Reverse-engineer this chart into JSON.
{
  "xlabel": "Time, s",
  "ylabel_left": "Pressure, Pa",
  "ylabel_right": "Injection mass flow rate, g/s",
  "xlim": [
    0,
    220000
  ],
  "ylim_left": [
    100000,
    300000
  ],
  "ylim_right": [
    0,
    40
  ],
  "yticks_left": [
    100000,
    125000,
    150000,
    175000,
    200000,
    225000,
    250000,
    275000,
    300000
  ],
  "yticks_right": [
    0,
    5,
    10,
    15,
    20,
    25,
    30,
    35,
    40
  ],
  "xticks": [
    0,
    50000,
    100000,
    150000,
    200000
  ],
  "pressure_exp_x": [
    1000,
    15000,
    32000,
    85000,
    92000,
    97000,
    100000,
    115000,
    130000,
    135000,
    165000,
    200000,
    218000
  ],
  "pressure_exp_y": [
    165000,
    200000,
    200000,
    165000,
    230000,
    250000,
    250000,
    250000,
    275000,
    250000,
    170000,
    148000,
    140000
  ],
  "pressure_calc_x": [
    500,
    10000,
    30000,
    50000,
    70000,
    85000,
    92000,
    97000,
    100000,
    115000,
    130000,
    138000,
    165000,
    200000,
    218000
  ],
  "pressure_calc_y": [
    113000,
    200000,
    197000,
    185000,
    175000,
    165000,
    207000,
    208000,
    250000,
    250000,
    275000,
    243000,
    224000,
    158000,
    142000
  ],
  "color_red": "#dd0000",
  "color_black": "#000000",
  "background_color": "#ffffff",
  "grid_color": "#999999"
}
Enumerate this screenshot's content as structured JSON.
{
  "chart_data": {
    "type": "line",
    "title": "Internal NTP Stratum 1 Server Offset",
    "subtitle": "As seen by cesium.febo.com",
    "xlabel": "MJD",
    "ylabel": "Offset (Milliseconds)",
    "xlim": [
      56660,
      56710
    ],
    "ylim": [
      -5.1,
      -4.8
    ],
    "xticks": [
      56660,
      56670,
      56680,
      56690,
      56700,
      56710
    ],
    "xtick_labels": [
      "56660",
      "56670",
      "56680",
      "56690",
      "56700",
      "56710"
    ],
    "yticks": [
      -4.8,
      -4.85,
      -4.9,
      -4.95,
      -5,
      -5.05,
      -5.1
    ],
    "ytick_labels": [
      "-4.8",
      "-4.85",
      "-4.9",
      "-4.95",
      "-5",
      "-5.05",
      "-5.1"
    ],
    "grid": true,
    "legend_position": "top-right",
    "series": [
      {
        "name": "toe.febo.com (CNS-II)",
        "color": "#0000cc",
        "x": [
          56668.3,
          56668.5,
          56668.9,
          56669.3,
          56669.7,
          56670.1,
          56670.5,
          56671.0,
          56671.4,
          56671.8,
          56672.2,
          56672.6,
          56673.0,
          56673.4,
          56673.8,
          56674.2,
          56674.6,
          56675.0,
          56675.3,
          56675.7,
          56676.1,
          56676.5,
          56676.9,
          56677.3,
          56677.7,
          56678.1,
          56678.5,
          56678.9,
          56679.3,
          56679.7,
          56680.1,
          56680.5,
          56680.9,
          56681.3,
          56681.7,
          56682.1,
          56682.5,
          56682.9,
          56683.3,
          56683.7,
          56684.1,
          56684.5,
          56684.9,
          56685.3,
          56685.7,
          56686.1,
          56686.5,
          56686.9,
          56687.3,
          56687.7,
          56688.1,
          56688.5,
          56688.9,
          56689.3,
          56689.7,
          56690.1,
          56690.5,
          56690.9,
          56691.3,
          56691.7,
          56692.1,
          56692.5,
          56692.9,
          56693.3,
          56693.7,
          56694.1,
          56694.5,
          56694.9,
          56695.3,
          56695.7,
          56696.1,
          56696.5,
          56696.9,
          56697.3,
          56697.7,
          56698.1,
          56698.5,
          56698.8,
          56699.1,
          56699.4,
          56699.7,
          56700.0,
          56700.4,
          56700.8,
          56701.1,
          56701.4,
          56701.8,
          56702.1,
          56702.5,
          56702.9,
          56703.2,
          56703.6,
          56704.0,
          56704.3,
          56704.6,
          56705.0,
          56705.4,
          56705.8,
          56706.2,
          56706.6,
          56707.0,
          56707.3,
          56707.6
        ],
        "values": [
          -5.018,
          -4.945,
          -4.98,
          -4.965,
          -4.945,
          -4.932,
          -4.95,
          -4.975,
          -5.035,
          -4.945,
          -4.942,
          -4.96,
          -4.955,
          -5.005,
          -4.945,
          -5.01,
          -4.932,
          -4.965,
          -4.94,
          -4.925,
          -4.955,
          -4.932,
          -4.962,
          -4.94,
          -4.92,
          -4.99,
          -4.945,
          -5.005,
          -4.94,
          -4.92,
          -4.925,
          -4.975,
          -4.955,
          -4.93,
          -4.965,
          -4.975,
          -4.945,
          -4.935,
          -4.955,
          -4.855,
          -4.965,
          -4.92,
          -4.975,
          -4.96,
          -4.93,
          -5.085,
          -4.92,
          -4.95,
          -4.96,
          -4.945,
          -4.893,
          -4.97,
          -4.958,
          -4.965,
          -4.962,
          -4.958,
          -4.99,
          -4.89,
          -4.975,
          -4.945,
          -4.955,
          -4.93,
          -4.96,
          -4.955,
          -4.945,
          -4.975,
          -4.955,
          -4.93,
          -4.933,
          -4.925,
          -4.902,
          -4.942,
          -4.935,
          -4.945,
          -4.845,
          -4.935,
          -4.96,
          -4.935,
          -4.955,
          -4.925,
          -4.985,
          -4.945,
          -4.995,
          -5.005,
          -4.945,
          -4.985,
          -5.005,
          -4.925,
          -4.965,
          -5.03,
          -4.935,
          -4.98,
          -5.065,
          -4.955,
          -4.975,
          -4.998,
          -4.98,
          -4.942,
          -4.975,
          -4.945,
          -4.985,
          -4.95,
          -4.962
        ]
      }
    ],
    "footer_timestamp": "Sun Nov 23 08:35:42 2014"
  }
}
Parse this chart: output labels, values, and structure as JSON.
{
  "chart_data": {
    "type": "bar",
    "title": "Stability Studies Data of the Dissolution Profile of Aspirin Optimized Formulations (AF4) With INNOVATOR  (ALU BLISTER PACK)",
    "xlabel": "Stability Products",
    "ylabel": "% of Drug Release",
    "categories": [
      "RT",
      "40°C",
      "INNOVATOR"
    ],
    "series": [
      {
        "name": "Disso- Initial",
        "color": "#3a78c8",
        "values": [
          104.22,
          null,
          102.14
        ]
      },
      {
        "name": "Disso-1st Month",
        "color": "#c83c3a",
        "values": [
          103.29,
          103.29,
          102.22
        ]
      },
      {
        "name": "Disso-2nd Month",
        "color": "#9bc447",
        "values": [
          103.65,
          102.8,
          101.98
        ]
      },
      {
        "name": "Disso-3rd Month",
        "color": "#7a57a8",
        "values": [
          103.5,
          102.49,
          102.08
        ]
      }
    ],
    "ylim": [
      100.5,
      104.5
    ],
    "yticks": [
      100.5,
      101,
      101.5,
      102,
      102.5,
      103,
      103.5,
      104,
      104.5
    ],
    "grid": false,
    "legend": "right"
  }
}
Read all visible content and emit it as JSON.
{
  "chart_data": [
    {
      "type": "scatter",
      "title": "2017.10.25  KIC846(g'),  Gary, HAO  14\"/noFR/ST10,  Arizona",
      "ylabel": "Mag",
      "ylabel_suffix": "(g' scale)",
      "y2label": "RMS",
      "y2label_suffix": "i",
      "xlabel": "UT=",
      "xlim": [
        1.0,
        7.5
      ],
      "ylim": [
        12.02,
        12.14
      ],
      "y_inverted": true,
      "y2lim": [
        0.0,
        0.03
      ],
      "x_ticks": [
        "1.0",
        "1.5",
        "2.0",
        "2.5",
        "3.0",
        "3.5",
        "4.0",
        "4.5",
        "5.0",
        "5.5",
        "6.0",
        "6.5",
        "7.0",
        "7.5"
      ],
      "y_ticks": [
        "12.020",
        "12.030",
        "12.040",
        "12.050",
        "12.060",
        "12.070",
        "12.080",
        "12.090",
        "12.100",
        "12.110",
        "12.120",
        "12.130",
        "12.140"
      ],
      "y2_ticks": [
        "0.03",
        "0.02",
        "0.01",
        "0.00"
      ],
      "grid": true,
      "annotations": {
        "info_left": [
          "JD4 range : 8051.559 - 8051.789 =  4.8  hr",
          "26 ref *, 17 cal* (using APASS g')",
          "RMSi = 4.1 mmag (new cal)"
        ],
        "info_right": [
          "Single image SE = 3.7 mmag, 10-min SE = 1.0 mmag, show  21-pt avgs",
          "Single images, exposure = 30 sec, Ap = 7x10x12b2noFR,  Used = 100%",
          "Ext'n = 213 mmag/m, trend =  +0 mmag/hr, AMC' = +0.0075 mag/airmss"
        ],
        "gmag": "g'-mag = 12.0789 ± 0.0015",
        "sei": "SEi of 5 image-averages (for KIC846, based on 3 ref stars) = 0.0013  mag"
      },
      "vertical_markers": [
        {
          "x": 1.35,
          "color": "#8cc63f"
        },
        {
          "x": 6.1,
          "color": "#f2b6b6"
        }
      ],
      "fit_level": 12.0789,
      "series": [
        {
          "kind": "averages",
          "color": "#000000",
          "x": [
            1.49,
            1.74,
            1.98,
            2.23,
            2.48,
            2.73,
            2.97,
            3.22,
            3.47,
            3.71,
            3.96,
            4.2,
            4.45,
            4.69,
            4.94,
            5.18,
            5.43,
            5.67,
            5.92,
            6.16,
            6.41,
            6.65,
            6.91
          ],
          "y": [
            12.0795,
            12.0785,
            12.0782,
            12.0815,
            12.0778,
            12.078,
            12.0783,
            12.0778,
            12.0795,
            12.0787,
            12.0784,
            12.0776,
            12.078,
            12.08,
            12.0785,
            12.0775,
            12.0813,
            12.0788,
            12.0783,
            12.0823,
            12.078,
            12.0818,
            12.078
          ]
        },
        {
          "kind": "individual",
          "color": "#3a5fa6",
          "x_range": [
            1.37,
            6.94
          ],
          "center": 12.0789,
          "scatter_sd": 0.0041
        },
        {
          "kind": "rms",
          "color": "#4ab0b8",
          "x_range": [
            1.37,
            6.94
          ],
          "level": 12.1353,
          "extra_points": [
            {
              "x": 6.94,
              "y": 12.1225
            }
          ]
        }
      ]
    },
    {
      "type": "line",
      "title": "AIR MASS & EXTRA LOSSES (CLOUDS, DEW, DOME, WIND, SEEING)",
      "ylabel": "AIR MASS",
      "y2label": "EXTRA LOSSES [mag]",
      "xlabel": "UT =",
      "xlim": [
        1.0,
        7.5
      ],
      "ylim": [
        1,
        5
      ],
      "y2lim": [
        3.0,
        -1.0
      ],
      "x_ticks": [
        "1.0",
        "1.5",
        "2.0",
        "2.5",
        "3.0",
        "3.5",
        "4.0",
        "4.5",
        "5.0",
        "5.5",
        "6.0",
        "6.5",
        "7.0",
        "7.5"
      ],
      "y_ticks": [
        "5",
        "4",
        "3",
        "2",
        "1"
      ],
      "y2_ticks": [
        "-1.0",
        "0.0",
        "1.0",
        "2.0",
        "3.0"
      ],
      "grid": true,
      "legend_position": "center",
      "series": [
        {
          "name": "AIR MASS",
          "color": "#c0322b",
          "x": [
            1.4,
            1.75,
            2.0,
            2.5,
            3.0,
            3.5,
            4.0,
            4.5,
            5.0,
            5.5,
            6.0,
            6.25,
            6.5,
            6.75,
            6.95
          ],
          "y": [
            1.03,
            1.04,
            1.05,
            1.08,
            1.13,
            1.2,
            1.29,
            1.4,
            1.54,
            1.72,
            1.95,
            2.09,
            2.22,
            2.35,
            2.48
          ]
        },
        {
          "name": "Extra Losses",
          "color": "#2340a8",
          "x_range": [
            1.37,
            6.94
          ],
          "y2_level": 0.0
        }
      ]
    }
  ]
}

=======

• _WRITTEN EXERCISE_
Copy each line of the data that contains the word "kind".

• _COMPLETED TASK_
          "kind": "averages",
          "kind": "individual",
          "kind": "rms",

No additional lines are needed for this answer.